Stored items
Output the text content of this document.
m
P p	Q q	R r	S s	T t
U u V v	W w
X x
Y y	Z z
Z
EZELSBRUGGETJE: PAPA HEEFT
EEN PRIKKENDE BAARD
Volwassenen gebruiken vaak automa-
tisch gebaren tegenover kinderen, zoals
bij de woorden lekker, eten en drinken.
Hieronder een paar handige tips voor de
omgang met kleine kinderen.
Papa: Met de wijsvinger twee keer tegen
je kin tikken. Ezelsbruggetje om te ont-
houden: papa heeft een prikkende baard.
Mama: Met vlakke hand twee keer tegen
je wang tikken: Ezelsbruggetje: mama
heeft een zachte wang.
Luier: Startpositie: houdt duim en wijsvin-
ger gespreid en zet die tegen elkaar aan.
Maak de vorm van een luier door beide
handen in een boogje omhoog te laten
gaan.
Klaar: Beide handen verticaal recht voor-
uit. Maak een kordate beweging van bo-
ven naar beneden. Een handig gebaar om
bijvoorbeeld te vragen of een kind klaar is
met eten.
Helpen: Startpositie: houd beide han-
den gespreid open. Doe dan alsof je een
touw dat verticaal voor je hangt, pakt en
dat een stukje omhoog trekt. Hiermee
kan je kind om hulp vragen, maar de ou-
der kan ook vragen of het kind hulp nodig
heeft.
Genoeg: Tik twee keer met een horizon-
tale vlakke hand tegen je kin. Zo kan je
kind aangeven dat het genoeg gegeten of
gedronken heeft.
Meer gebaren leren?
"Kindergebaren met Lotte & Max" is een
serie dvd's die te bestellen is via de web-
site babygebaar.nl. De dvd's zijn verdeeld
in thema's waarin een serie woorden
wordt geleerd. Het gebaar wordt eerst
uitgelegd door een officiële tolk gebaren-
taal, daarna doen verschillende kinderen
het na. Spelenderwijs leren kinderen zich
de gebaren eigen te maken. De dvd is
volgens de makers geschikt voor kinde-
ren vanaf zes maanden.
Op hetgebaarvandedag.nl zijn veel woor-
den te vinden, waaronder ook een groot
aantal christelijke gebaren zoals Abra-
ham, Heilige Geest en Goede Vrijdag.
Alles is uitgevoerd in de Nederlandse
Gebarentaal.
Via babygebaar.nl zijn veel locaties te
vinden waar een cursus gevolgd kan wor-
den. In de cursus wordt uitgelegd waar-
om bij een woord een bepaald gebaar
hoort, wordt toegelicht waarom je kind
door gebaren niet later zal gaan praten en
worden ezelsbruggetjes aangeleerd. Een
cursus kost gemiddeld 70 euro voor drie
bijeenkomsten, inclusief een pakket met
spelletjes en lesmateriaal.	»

• What to produce
Across the material above, count every line holding "babygebaar" and write down only the number.

• Solution to the problem
2